WORK TO BE COMPLETED » Reproduce all of the lines below word for word, without changing anything.

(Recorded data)
════════════════
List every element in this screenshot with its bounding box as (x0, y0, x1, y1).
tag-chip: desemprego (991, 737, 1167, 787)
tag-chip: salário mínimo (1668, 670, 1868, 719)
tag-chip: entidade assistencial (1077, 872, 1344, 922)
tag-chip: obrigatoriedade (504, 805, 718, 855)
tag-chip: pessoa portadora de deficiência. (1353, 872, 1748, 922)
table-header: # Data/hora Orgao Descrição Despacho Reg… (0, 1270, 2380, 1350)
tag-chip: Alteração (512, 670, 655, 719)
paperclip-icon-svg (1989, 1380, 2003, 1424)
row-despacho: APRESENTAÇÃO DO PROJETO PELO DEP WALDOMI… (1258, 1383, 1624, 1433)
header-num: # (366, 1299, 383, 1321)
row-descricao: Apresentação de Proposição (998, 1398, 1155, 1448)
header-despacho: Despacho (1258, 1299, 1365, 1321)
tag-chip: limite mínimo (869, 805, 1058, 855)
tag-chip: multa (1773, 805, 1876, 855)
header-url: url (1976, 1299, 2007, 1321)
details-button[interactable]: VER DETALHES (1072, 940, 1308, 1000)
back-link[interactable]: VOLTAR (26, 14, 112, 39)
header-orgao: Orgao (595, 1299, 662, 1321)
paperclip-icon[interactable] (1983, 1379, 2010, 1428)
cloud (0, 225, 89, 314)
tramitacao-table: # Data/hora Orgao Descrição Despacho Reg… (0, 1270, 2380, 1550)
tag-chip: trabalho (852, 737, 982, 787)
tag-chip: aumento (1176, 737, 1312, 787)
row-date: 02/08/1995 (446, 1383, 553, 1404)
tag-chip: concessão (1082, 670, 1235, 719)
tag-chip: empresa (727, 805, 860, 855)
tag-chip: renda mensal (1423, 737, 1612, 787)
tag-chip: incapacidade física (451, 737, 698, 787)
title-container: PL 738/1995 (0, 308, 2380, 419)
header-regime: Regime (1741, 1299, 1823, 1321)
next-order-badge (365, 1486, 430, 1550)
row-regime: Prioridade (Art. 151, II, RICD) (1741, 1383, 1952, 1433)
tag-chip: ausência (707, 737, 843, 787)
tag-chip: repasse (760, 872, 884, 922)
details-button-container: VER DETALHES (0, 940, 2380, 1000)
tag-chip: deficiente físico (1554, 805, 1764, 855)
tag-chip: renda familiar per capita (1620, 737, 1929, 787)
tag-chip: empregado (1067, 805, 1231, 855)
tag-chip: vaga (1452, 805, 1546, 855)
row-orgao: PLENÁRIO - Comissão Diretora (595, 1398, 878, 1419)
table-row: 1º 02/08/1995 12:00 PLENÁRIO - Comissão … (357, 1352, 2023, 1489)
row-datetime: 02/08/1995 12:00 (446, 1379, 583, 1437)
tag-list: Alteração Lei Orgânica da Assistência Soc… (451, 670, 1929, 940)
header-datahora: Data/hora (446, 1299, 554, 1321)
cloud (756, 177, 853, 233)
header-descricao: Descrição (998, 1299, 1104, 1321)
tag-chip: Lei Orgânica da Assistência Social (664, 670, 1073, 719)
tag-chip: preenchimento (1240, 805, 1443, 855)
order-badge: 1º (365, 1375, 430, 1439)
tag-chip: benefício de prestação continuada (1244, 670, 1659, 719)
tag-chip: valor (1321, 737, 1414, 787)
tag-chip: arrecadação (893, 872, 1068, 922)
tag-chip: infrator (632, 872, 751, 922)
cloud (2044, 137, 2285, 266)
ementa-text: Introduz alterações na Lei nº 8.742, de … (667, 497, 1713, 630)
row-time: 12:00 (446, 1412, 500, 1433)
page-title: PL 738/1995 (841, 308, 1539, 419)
════════════════
RIGHT ANSWER »
List every element in this screenshot with its bounding box as (x0, y0, x1, y1).
tag-chip: desemprego (991, 737, 1167, 787)
tag-chip: salário mínimo (1668, 670, 1868, 719)
tag-chip: entidade assistencial (1077, 872, 1344, 922)
tag-chip: obrigatoriedade (504, 805, 718, 855)
tag-chip: pessoa portadora de deficiência. (1353, 872, 1748, 922)
table-header: # Data/hora Orgao Descrição Despacho Reg… (0, 1270, 2380, 1350)
tag-chip: Alteração (512, 670, 655, 719)
paperclip-icon-svg (1989, 1380, 2003, 1424)
row-despacho: APRESENTAÇÃO DO PROJETO PELO DEP WALDOMI… (1258, 1383, 1624, 1433)
header-num: # (366, 1299, 383, 1321)
row-descricao: Apresentação de Proposição (998, 1398, 1155, 1448)
header-despacho: Despacho (1258, 1299, 1365, 1321)
tag-chip: limite mínimo (869, 805, 1058, 855)
tag-chip: multa (1773, 805, 1876, 855)
header-url: url (1976, 1299, 2007, 1321)
details-button[interactable]: VER DETALHES (1072, 940, 1308, 1000)
back-link[interactable]: VOLTAR (26, 14, 112, 39)
header-orgao: Orgao (595, 1299, 662, 1321)
paperclip-icon[interactable] (1983, 1379, 2010, 1428)
cloud (0, 225, 89, 314)
tramitacao-table: # Data/hora Orgao Descrição Despacho Reg… (0, 1270, 2380, 1550)
tag-chip: trabalho (852, 737, 982, 787)
tag-chip: aumento (1176, 737, 1312, 787)
row-date: 02/08/1995 (446, 1383, 553, 1404)
tag-chip: concessão (1082, 670, 1235, 719)
tag-chip: empresa (727, 805, 860, 855)
tag-chip: renda mensal (1423, 737, 1612, 787)
tag-chip: incapacidade física (451, 737, 698, 787)
title-container: PL 738/1995 (0, 308, 2380, 419)
header-regime: Regime (1741, 1299, 1823, 1321)
next-order-badge (365, 1486, 430, 1550)
row-regime: Prioridade (Art. 151, II, RICD) (1741, 1383, 1952, 1433)
tag-chip: ausência (707, 737, 843, 787)
tag-chip: repasse (760, 872, 884, 922)
details-button-container: VER DETALHES (0, 940, 2380, 1000)
tag-chip: deficiente físico (1554, 805, 1764, 855)
tag-chip: renda familiar per capita (1620, 737, 1929, 787)
tag-chip: empregado (1067, 805, 1231, 855)
tag-chip: vaga (1452, 805, 1546, 855)
row-orgao: PLENÁRIO - Comissão Diretora (595, 1398, 878, 1419)
table-row: 1º 02/08/1995 12:00 PLENÁRIO - Comissão … (357, 1352, 2023, 1489)
row-datetime: 02/08/1995 12:00 (446, 1379, 583, 1437)
tag-list: Alteração Lei Orgânica da Assistência Soc… (451, 670, 1929, 940)
header-datahora: Data/hora (446, 1299, 554, 1321)
cloud (756, 177, 853, 233)
header-descricao: Descrição (998, 1299, 1104, 1321)
tag-chip: Lei Orgânica da Assistência Social (664, 670, 1073, 719)
tag-chip: preenchimento (1240, 805, 1443, 855)
order-badge: 1º (365, 1375, 430, 1439)
tag-chip: benefício de prestação continuada (1244, 670, 1659, 719)
tag-chip: valor (1321, 737, 1414, 787)
tag-chip: arrecadação (893, 872, 1068, 922)
tag-chip: infrator (632, 872, 751, 922)
cloud (2044, 137, 2285, 266)
ementa-text: Introduz alterações na Lei nº 8.742, de … (667, 497, 1713, 630)
row-time: 12:00 (446, 1412, 500, 1433)
page-title: PL 738/1995 (841, 308, 1539, 419)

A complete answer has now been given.